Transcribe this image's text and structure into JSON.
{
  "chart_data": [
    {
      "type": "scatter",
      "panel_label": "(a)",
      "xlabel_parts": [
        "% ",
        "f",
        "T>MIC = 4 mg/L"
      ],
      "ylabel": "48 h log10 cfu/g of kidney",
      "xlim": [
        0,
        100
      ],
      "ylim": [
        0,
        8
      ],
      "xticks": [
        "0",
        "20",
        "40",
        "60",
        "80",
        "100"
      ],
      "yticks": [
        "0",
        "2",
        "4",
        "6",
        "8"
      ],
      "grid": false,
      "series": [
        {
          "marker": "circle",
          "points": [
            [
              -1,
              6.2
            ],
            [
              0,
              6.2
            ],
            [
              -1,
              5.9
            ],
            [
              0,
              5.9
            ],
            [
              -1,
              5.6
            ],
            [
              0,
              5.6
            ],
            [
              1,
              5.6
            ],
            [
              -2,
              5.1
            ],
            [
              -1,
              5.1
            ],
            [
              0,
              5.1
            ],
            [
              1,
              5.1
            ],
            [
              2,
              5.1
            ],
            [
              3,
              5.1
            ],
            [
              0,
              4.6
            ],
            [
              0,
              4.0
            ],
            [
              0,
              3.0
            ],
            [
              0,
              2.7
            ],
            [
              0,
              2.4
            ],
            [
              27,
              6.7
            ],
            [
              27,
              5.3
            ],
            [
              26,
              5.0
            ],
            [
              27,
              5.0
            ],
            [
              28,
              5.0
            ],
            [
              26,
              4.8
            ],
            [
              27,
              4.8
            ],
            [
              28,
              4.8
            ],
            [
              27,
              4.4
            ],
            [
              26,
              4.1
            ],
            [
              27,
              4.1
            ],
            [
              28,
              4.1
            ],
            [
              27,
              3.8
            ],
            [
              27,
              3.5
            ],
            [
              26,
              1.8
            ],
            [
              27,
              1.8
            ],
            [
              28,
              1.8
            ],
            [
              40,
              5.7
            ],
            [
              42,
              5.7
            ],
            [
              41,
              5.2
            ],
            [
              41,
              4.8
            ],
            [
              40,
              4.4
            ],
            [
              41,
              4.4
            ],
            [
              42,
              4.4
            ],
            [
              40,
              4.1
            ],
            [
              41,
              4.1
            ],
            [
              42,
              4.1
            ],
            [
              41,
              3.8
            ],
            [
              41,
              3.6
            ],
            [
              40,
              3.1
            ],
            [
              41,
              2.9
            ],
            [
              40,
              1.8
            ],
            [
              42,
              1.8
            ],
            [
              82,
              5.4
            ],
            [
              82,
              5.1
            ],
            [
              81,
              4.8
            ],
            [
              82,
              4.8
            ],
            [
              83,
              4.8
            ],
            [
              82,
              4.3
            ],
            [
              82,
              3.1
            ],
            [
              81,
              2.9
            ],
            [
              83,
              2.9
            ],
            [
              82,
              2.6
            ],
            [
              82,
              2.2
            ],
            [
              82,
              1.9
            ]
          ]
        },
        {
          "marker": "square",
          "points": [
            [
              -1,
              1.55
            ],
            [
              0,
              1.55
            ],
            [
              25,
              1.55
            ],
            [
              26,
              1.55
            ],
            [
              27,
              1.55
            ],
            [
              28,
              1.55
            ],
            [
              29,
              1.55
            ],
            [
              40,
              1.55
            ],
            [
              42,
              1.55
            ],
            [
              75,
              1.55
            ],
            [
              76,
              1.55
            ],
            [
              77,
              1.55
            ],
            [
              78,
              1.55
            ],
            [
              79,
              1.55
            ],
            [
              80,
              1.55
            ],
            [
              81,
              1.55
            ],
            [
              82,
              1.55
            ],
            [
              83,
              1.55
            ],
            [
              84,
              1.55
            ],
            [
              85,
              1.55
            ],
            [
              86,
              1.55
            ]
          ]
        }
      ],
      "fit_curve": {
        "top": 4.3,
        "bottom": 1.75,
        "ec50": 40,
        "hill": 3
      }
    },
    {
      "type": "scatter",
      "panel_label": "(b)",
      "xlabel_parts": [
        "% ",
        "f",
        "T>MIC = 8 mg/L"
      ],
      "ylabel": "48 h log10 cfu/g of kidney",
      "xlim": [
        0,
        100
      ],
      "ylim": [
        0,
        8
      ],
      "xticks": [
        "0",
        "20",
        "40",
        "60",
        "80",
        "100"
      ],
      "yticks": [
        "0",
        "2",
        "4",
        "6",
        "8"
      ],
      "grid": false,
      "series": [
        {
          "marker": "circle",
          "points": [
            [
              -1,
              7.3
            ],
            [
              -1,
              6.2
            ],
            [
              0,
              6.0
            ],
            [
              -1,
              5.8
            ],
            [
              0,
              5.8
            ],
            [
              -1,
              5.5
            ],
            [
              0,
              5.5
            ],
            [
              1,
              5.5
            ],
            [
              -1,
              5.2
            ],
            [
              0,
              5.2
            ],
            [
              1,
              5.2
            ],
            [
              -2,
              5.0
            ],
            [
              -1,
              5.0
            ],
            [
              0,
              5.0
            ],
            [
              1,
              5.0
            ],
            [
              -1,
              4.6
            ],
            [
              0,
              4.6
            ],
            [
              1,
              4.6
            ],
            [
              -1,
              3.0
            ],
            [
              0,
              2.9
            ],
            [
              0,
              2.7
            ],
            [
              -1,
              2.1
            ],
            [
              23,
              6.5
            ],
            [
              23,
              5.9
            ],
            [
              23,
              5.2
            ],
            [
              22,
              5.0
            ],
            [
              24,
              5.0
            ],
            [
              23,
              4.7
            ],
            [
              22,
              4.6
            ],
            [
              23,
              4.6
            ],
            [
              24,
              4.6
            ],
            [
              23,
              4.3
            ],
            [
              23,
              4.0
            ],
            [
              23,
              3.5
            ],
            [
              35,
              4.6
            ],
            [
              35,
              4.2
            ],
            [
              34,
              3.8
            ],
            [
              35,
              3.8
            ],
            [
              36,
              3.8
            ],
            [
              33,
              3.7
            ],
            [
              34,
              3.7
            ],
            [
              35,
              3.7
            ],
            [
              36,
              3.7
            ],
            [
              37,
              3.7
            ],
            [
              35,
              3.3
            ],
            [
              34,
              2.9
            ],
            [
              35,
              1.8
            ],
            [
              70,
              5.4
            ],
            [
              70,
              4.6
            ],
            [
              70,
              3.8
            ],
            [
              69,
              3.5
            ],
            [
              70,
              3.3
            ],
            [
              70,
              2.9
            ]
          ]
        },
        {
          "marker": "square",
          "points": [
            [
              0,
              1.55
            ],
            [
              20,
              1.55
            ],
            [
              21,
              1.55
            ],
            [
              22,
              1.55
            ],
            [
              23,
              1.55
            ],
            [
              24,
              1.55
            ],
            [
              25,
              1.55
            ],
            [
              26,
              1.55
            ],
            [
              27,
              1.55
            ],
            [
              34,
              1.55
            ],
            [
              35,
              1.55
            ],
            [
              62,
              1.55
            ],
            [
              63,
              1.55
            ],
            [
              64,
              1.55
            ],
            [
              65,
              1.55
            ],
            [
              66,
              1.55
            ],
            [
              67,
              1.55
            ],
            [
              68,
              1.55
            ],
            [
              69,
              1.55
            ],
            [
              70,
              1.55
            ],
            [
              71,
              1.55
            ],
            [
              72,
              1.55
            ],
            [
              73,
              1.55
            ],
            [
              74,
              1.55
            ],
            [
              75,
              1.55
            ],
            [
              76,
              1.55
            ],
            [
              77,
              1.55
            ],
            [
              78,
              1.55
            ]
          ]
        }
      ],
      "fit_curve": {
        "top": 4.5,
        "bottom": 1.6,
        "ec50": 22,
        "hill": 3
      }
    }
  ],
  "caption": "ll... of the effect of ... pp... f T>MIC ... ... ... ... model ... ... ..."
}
--*--
**WHAT IS ASKED**
Repeat every record, exactly as written.

**RESULT OF THIS TASK**
Transcribe this image's text and structure into JSON.
{
  "chart_data": [
    {
      "type": "scatter",
      "panel_label": "(a)",
      "xlabel_parts": [
        "% ",
        "f",
        "T>MIC = 4 mg/L"
      ],
      "ylabel": "48 h log10 cfu/g of kidney",
      "xlim": [
        0,
        100
      ],
      "ylim": [
        0,
        8
      ],
      "xticks": [
        "0",
        "20",
        "40",
        "60",
        "80",
        "100"
      ],
      "yticks": [
        "0",
        "2",
        "4",
        "6",
        "8"
      ],
      "grid": false,
      "series": [
        {
          "marker": "circle",
          "points": [
            [
              -1,
              6.2
            ],
            [
              0,
              6.2
            ],
            [
              -1,
              5.9
            ],
            [
              0,
              5.9
            ],
            [
              -1,
              5.6
            ],
            [
              0,
              5.6
            ],
            [
              1,
              5.6
            ],
            [
              -2,
              5.1
            ],
            [
              -1,
              5.1
            ],
            [
              0,
              5.1
            ],
            [
              1,
              5.1
            ],
            [
              2,
              5.1
            ],
            [
              3,
              5.1
            ],
            [
              0,
              4.6
            ],
            [
              0,
              4.0
            ],
            [
              0,
              3.0
            ],
            [
              0,
              2.7
            ],
            [
              0,
              2.4
            ],
            [
              27,
              6.7
            ],
            [
              27,
              5.3
            ],
            [
              26,
              5.0
            ],
            [
              27,
              5.0
            ],
            [
              28,
              5.0
            ],
            [
              26,
              4.8
            ],
            [
              27,
              4.8
            ],
            [
              28,
              4.8
            ],
            [
              27,
              4.4
            ],
            [
              26,
              4.1
            ],
            [
              27,
              4.1
            ],
            [
              28,
              4.1
            ],
            [
              27,
              3.8
            ],
            [
              27,
              3.5
            ],
            [
              26,
              1.8
            ],
            [
              27,
              1.8
            ],
            [
              28,
              1.8
            ],
            [
              40,
              5.7
            ],
            [
              42,
              5.7
            ],
            [
              41,
              5.2
            ],
            [
              41,
              4.8
            ],
            [
              40,
              4.4
            ],
            [
              41,
              4.4
            ],
            [
              42,
              4.4
            ],
            [
              40,
              4.1
            ],
            [
              41,
              4.1
            ],
            [
              42,
              4.1
            ],
            [
              41,
              3.8
            ],
            [
              41,
              3.6
            ],
            [
              40,
              3.1
            ],
            [
              41,
              2.9
            ],
            [
              40,
              1.8
            ],
            [
              42,
              1.8
            ],
            [
              82,
              5.4
            ],
            [
              82,
              5.1
            ],
            [
              81,
              4.8
            ],
            [
              82,
              4.8
            ],
            [
              83,
              4.8
            ],
            [
              82,
              4.3
            ],
            [
              82,
              3.1
            ],
            [
              81,
              2.9
            ],
            [
              83,
              2.9
            ],
            [
              82,
              2.6
            ],
            [
              82,
              2.2
            ],
            [
              82,
              1.9
            ]
          ]
        },
        {
          "marker": "square",
          "points": [
            [
              -1,
              1.55
            ],
            [
              0,
              1.55
            ],
            [
              25,
              1.55
            ],
            [
              26,
              1.55
            ],
            [
              27,
              1.55
            ],
            [
              28,
              1.55
            ],
            [
              29,
              1.55
            ],
            [
              40,
              1.55
            ],
            [
              42,
              1.55
            ],
            [
              75,
              1.55
            ],
            [
              76,
              1.55
            ],
            [
              77,
              1.55
            ],
            [
              78,
              1.55
            ],
            [
              79,
              1.55
            ],
            [
              80,
              1.55
            ],
            [
              81,
              1.55
            ],
            [
              82,
              1.55
            ],
            [
              83,
              1.55
            ],
            [
              84,
              1.55
            ],
            [
              85,
              1.55
            ],
            [
              86,
              1.55
            ]
          ]
        }
      ],
      "fit_curve": {
        "top": 4.3,
        "bottom": 1.75,
        "ec50": 40,
        "hill": 3
      }
    },
    {
      "type": "scatter",
      "panel_label": "(b)",
      "xlabel_parts": [
        "% ",
        "f",
        "T>MIC = 8 mg/L"
      ],
      "ylabel": "48 h log10 cfu/g of kidney",
      "xlim": [
        0,
        100
      ],
      "ylim": [
        0,
        8
      ],
      "xticks": [
        "0",
        "20",
        "40",
        "60",
        "80",
        "100"
      ],
      "yticks": [
        "0",
        "2",
        "4",
        "6",
        "8"
      ],
      "grid": false,
      "series": [
        {
          "marker": "circle",
          "points": [
            [
              -1,
              7.3
            ],
            [
              -1,
              6.2
            ],
            [
              0,
              6.0
            ],
            [
              -1,
              5.8
            ],
            [
              0,
              5.8
            ],
            [
              -1,
              5.5
            ],
            [
              0,
              5.5
            ],
            [
              1,
              5.5
            ],
            [
              -1,
              5.2
            ],
            [
              0,
              5.2
            ],
            [
              1,
              5.2
            ],
            [
              -2,
              5.0
            ],
            [
              -1,
              5.0
            ],
            [
              0,
              5.0
            ],
            [
              1,
              5.0
            ],
            [
              -1,
              4.6
            ],
            [
              0,
              4.6
            ],
            [
              1,
              4.6
            ],
            [
              -1,
              3.0
            ],
            [
              0,
              2.9
            ],
            [
              0,
              2.7
            ],
            [
              -1,
              2.1
            ],
            [
              23,
              6.5
            ],
            [
              23,
              5.9
            ],
            [
              23,
              5.2
            ],
            [
              22,
              5.0
            ],
            [
              24,
              5.0
            ],
            [
              23,
              4.7
            ],
            [
              22,
              4.6
            ],
            [
              23,
              4.6
            ],
            [
              24,
              4.6
            ],
            [
              23,
              4.3
            ],
            [
              23,
              4.0
            ],
            [
              23,
              3.5
            ],
            [
              35,
              4.6
            ],
            [
              35,
              4.2
            ],
            [
              34,
              3.8
            ],
            [
              35,
              3.8
            ],
            [
              36,
              3.8
            ],
            [
              33,
              3.7
            ],
            [
              34,
              3.7
            ],
            [
              35,
              3.7
            ],
            [
              36,
              3.7
            ],
            [
              37,
              3.7
            ],
            [
              35,
              3.3
            ],
            [
              34,
              2.9
            ],
            [
              35,
              1.8
            ],
            [
              70,
              5.4
            ],
            [
              70,
              4.6
            ],
            [
              70,
              3.8
            ],
            [
              69,
              3.5
            ],
            [
              70,
              3.3
            ],
            [
              70,
              2.9
            ]
          ]
        },
        {
          "marker": "square",
          "points": [
            [
              0,
              1.55
            ],
            [
              20,
              1.55
            ],
            [
              21,
              1.55
            ],
            [
              22,
              1.55
            ],
            [
              23,
              1.55
            ],
            [
              24,
              1.55
            ],
            [
              25,
              1.55
            ],
            [
              26,
              1.55
            ],
            [
              27,
              1.55
            ],
            [
              34,
              1.55
            ],
            [
              35,
              1.55
            ],
            [
              62,
              1.55
            ],
            [
              63,
              1.55
            ],
            [
              64,
              1.55
            ],
            [
              65,
              1.55
            ],
            [
              66,
              1.55
            ],
            [
              67,
              1.55
            ],
            [
              68,
              1.55
            ],
            [
              69,
              1.55
            ],
            [
              70,
              1.55
            ],
            [
              71,
              1.55
            ],
            [
              72,
              1.55
            ],
            [
              73,
              1.55
            ],
            [
              74,
              1.55
            ],
            [
              75,
              1.55
            ],
            [
              76,
              1.55
            ],
            [
              77,
              1.55
            ],
            [
              78,
              1.55
            ]
          ]
        }
      ],
      "fit_curve": {
        "top": 4.5,
        "bottom": 1.6,
        "ec50": 22,
        "hill": 3
      }
    }
  ],
  "caption": "ll... of the effect of ... pp... f T>MIC ... ... ... ... model ... ... ..."
}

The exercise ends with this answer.